● **What is asked**
Where a line in the listing below contains the word "Köglmeier", copy that line.

● **Records for this exercise**
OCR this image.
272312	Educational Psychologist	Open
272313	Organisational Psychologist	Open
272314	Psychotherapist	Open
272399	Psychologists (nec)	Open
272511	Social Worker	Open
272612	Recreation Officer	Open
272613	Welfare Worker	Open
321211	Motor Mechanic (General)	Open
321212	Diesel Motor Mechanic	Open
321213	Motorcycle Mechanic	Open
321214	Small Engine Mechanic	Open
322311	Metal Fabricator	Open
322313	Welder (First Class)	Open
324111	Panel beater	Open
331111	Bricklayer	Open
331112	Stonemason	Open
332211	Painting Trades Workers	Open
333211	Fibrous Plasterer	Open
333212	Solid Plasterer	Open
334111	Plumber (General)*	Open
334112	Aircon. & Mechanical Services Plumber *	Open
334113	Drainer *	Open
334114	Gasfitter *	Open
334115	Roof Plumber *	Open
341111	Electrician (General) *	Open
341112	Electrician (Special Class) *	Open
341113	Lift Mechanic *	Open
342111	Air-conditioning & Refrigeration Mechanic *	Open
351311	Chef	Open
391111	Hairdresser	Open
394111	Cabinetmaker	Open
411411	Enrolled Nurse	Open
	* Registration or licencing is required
* * *
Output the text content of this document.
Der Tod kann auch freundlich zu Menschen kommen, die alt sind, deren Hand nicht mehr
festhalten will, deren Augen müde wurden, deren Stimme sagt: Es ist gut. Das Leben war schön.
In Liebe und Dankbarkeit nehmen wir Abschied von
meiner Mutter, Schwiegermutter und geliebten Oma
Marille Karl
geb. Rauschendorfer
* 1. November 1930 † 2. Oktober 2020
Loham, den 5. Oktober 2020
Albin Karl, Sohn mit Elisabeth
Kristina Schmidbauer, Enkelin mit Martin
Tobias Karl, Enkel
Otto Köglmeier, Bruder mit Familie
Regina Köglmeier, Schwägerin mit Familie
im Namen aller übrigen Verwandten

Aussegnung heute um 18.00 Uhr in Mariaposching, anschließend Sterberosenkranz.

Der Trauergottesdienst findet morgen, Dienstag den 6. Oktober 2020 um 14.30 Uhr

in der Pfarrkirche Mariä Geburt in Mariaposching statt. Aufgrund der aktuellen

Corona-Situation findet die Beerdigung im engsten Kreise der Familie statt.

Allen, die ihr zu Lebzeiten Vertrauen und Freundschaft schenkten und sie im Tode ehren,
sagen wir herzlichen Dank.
--
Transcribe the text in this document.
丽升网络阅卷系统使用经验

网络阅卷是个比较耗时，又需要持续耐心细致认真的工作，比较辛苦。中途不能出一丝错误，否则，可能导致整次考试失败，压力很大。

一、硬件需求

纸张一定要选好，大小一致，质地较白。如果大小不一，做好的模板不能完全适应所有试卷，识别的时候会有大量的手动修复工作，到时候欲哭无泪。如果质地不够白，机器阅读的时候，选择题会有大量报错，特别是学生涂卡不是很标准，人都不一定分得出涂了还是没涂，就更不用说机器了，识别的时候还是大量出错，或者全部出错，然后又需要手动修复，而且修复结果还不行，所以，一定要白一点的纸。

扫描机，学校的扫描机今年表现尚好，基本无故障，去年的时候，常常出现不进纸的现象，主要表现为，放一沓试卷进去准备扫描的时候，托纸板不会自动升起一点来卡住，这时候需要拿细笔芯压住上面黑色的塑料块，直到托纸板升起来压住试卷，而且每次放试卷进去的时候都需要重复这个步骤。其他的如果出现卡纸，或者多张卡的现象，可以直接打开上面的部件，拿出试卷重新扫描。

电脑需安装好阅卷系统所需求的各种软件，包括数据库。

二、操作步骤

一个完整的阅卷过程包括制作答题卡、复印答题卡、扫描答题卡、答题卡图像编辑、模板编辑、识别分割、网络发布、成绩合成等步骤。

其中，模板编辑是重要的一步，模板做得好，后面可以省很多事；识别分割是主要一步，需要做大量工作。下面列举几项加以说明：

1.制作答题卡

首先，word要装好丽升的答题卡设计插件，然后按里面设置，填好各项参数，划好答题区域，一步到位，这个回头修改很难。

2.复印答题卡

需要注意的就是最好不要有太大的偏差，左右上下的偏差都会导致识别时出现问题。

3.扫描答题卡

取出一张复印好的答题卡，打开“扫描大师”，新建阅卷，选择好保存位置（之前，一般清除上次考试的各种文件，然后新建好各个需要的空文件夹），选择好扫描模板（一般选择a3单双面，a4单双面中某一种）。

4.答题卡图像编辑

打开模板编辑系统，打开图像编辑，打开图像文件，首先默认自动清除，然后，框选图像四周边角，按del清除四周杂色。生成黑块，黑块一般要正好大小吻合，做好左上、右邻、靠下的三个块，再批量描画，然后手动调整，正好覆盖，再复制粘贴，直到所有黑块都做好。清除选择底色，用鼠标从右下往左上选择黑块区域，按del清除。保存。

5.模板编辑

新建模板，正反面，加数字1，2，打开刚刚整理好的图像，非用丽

● **Full solution**
Otto Köglmeier, Bruder mit Familie
Regina Köglmeier, Schwägerin mit Familie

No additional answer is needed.